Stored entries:

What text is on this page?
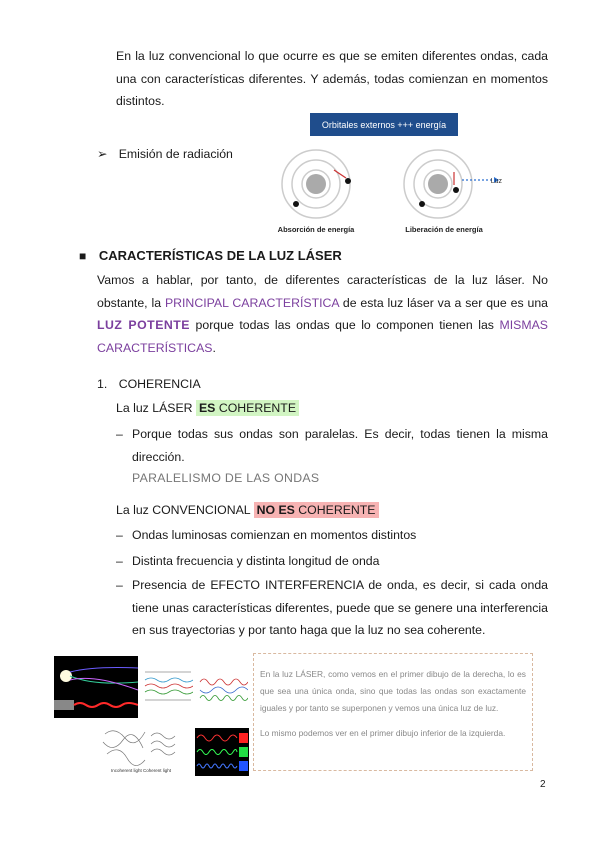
En la luz convencional lo que ocurre es que se emiten diferentes ondas, cada una con características diferentes. Y además, todas comienzan en momentos distintos.
➢ Emisión de radiación
Orbitales externos +++ energía
Luz
Absorción de energía	Liberación de energía
■ CARACTERÍSTICAS DE LA LUZ LÁSER
Vamos a hablar, por tanto, de diferentes características de la luz láser. No obstante, la PRINCIPAL CARACTERÍSTICA de esta luz láser va a ser que es una LUZ POTENTE porque todas las ondas que lo componen tienen las MISMAS CARACTERÍSTICAS.
1. COHERENCIA
La luz LÁSER ES COHERENTE
– Porque todas sus ondas son paralelas. Es decir, todas tienen la misma dirección.
PARALELISMO DE LAS ONDAS
La luz CONVENCIONAL NO ES COHERENTE
– Ondas luminosas comienzan en momentos distintos
– Distinta frecuencia y distinta longitud de onda
– Presencia de EFECTO INTERFERENCIA de onda, es decir, si cada onda tiene unas características diferentes, puede que se genere una interferencia en sus trayectorias y por tanto haga que la luz no sea coherente.
Incoherent light Coherent light
En la luz LÁSER, como vemos en el primer dibujo de la derecha, lo es que sea una única onda, sino que todas las ondas son exactamente iguales y por tanto se superponen y vemos una única luz de luz.
Lo mismo podemos ver en el primer dibujo inferior de la izquierda.
2
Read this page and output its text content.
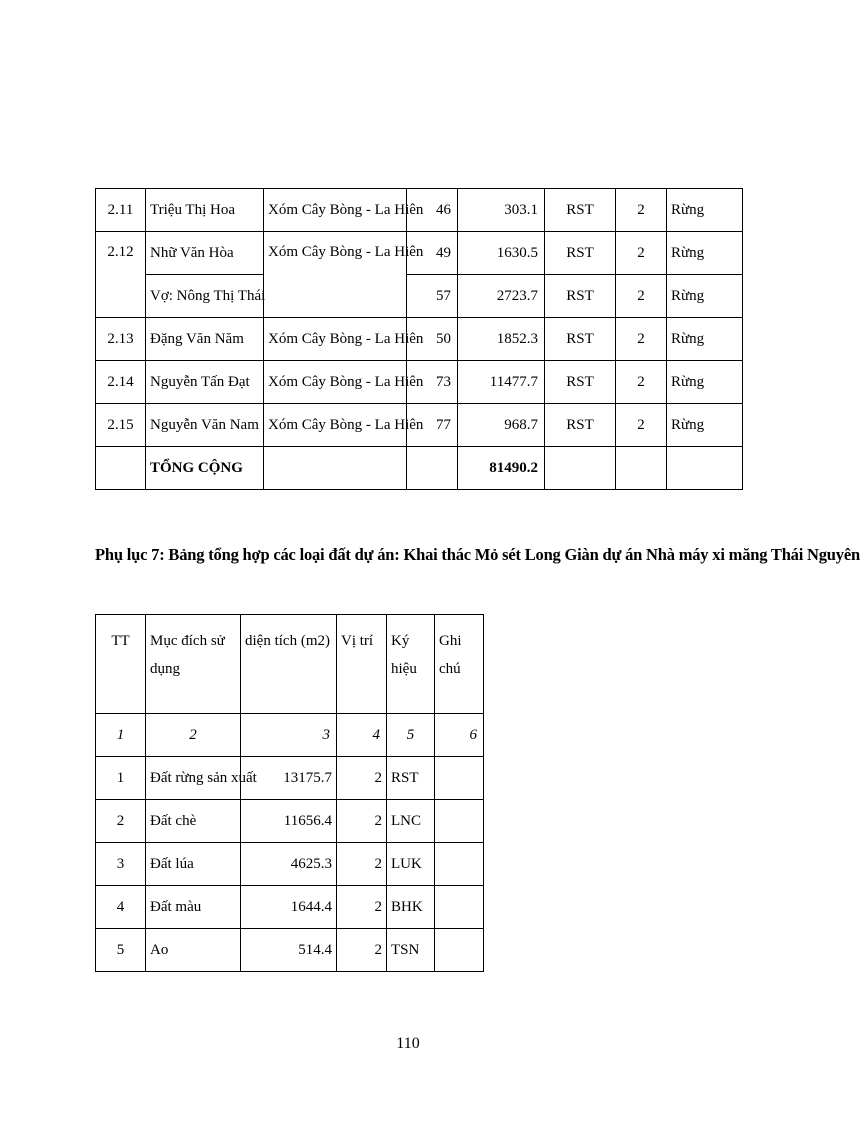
2.11	Triệu Thị Hoa	Xóm Cây Bòng - La Hiên	46	303.1	RST	2	Rừng
2.12	Nhữ Văn Hòa	Xóm Cây Bòng - La Hiên	49	1630.5	RST	2	Rừng
	Vợ: Nông Thị Thái		57	2723.7	RST	2	Rừng
2.13	Đặng Văn Năm	Xóm Cây Bòng - La Hiên	50	1852.3	RST	2	Rừng
2.14	Nguyễn Tấn Đạt	Xóm Cây Bòng - La Hiên	73	11477.7	RST	2	Rừng
2.15	Nguyễn Văn Nam	Xóm Cây Bòng - La Hiên	77	968.7	RST	2	Rừng
	TỔNG CỘNG			81490.2			
Phụ lục 7: Bảng tổng hợp các loại đất dự án: Khai thác Mỏ sét Long Giàn dự án Nhà máy xi măng Thái Nguyên
TT	Mục đích sử dụng	diện tích (m2)	Vị trí	Ký hiệu	Ghi chú
1	2	3	4	5	6
1	Đất rừng sản xuất	13175.7	2	RST	
2	Đất chè	11656.4	2	LNC	
3	Đất lúa	4625.3	2	LUK	
4	Đất màu	1644.4	2	BHK	
5	Ao	514.4	2	TSN	
110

■ Exercise ■
Examine the listing and say how many of its lines contain the string "Hiên". Give the number alone.

■ Answer to this problem ■
5